The format employs per-file compression rather than whole-archive compression, trading marginal compression ratio reduction for preservation of random access characteristics.

**Whole-Archive Compression Failure Mode:** Compressing the entire archive (`.eng.gz` pattern) achieves 5-10% better ratios through cross-file dictionary building but destroys random access. Extracting any file requires decompressing all preceding content. For a 10GB archive, extracting the final file decompresses 10GB; extracting 100 files decompresses 1TB of intermediate data. This pattern is incompatible with operational requirements.

**Per-File Granularity:** Individual file compression maintains true random access. Extracting file N requires: (1) hash lookup in central directory O(1), (2) seek to data offset O(1), (3) read compressed bytes, (4) decompress target file only. Total operations remain constant regardless of archive size or file position.

**Algorithm Selection by Content Type:** The compression method field permits per-file algorithm optimization:

- **None (0):** Pre-compressed formats (JPEG, PNG, MP4, ZIP), files under 4KB where header overhead exceeds gains
- **LZ4 (1):** Speed-critical content requiring sub-millisecond decompression (textures, frequently accessed configuration)
- **Zstandard (2):** Balanced compression for text, JSON, SQLite databases (40-50% reduction, 400-600 MB/s decompression)
- **Deflate (3):** Maximum compatibility with legacy ZIP tools (slower, included for interoperability)

**Frame-Based Compression for Large Files:** SQLite databases and large binary assets employ optional frame-based compression, dividing files into 64KB chunks compressed independently. A frame index in the local header maps byte ranges to compressed frame offsets, enabling selective decompression of requested regions. When SQLite's VFS requests bytes 2,000,000-2,004,096, the system decompresses only frames 30-31 (128KB total) rather than the entire multi-gigabyte database.

---

## 4.0 VIRTUAL FILESYSTEM ARCHITECTURE

### 4.1 SQLite VFS Integration

The Engram format's distinguishing capability provides direct SQL query execution against embedded databases without extraction through Virtual File System abstraction. This architecture transforms archives from opaque containers into queryable knowledge repositories.

**VFS Abstraction Layer:** SQLite's modular VFS interface separates the query engine from storage implementation through a defined API of file operations: `xOpen`, `xRead`, `xWrite`, `xSync`, `xFileSize`, and locking primitives. Custom VFS implementations satisfy this interface while substituting alternative storage backends: compressed files, network resources, encrypted volumes, or—in this case—archive-embedded databases.

**Archive VFS Implementation Pattern:** The Engram VFS implementation operates in three phases:

1. **Initialization:** Register custom VFS with SQLite engine, providing archive reader instance
2. **Database Open:** When application requests database connection, VFS locates file in archive index, extracts complete database into memory buffer (Vec\<u8\> for Rust implementations)

- **AVAILABLE DATA**
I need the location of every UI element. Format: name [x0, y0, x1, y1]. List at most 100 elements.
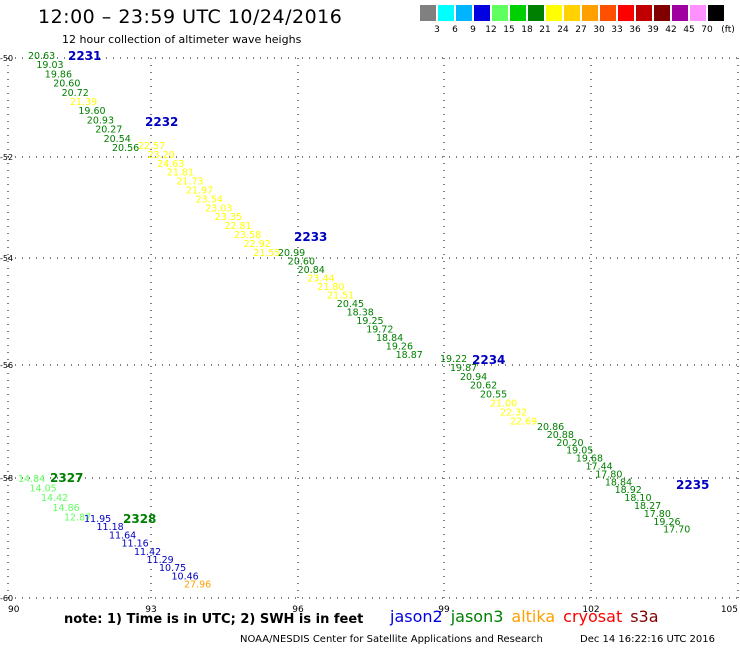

- **EXERCISE DESCRIPTION**
Carry the write-up on the Engram archive format forward from its last sentence, writing the next part.

- **ANSWER TO THIS TASK**
3. **Query Execution:** SQLite operates against memory buffer using standard read/write operations, unaware of archive abstraction

**Memory-Based Storage Rationale:** Loading entire databases into memory rather than streaming from archive proves optimal for typical use cases. SQLite exhibits random access patterns with frequent small reads scattered across the database file. Streaming implementations would require: seek to archive offset, locate compressed frame, decompress 64KB, extract requested 4KB page—repeated thousands of times per query. Memory-resident databases eliminate this overhead; query performance approaches native filesystem speed at the cost of initial load time (typically 100-500ms for databases under 100MB).

### 4.2 Performance Optimization Strategies

SQLite's page cache architecture provides critical optimization opportunities for VFS implementations.

**Page Cache Configuration:** The `PRAGMA cache_size` directive controls SQLite's internal page cache. Default values (2MB) prove inadequate for archive scenarios. Recommended configuration allocates 20-30% of available RAM: `PRAGMA cache_size = -102400` reserves 100MB. Large caches dramatically reduce I/O requests; for read-only query workloads, proper cache sizing permits database access through a single complete read followed by cache-resident queries.

**Page Size Selection:** SQLite's page size (default 4KB, maximum 64KB) impacts both compression ratio and access efficiency. Larger pages reduce metadata overhead and improve compression ratios—64KB pages achieve 10-15% better compression than 4KB pages for structured data. However, large pages waste bandwidth when queries access sparse data. Recommended configuration: 16KB pages for general-purpose databases, 64KB for analytics workloads with sequential access patterns.

**Journal Mode Constraints:** The VFS implementation must configure appropriate journal modes. Write-Ahead Logging (WAL) requires shared memory primitives and separate journal files—incompatible with read-only archive semantics. Recommended settings: `PRAGMA journal_mode=OFF` for strictly read-only databases, `PRAGMA journal_mode=MEMORY` for temporary modifications retained only during connection lifetime.

**Measured Performance Characteristics:** Testing with sqlite_zstd_vfs (a production compression VFS implementation) demonstrates:

- Cold cache queries: 60-70% of native filesystem performance (decompression overhead)
- Warm cache queries: 85-95% of native performance (cache hits eliminate decompression)
- Aggregate queries (full table scans): 75-80% of native (sustained decompression throughput)

For knowledge preservation scenarios prioritizing distribution efficiency over query microseconds, this performance profile proves acceptable.

### 4.3 Concurrent Access Patterns

SQLite's locking model assumes exclusive file access; multiple processes or threads accessing the same database require coordination. Archive VFS implementations must address these constraints.

**Single Connection Model:** The simplest implementation provides one connection per database per process. Each connection maintains independent memory buffer and cache. This pattern wastes memory (duplicate database storage) but eliminates locking complexity.

**Connection Pooling:** Production implementations employ connection pools, initializing N connections during startup and distributing queries across the pool. This approach amortizes database load cost while preventing connection initialization latency during critical paths.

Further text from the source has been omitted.